# [MATERIAL SHOWN]
::::::::
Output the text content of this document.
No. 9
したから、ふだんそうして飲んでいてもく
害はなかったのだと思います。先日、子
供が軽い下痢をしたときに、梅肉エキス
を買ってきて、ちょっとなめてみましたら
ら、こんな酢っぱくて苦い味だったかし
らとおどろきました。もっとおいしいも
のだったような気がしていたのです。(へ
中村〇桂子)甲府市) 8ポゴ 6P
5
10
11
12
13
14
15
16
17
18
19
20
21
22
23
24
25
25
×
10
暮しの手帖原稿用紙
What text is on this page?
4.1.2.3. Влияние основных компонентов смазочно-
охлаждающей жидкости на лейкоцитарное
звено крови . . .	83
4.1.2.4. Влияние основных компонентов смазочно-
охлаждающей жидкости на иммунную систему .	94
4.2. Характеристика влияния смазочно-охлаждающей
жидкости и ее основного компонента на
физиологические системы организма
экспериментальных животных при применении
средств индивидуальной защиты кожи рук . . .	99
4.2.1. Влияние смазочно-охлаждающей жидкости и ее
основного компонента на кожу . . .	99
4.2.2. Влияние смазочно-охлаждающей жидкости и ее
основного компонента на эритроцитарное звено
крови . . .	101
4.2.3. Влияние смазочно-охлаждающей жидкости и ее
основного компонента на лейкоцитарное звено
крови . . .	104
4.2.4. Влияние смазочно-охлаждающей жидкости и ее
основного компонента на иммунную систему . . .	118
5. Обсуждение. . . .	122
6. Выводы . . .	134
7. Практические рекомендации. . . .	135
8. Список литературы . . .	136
::::::::
# [TASK OBJECTIVE]
Once more, set down the full listing, verbatim.

# [SOLUTION FOR THIS EXERCISE]
Output the text content of this document.
No. 9
したから、ふだんそうして飲んでいてもく
害はなかったのだと思います。先日、子
供が軽い下痢をしたときに、梅肉エキス
を買ってきて、ちょっとなめてみましたら
ら、こんな酢っぱくて苦い味だったかし
らとおどろきました。もっとおいしいも
のだったような気がしていたのです。(へ
中村〇桂子)甲府市) 8ポゴ 6P
5
10
11
12
13
14
15
16
17
18
19
20
21
22
23
24
25
25
×
10
暮しの手帖原稿用紙
What text is on this page?
4.1.2.3. Влияние основных компонентов смазочно-
охлаждающей жидкости на лейкоцитарное
звено крови . . .	83
4.1.2.4. Влияние основных компонентов смазочно-
охлаждающей жидкости на иммунную систему .	94
4.2. Характеристика влияния смазочно-охлаждающей
жидкости и ее основного компонента на
физиологические системы организма
экспериментальных животных при применении
средств индивидуальной защиты кожи рук . . .	99
4.2.1. Влияние смазочно-охлаждающей жидкости и ее
основного компонента на кожу . . .	99
4.2.2. Влияние смазочно-охлаждающей жидкости и ее
основного компонента на эритроцитарное звено
крови . . .	101
4.2.3. Влияние смазочно-охлаждающей жидкости и ее
основного компонента на лейкоцитарное звено
крови . . .	104
4.2.4. Влияние смазочно-охлаждающей жидкости и ее
основного компонента на иммунную систему . . .	118
5. Обсуждение. . . .	122
6. Выводы . . .	134
7. Практические рекомендации. . . .	135
8. Список литературы . . .	136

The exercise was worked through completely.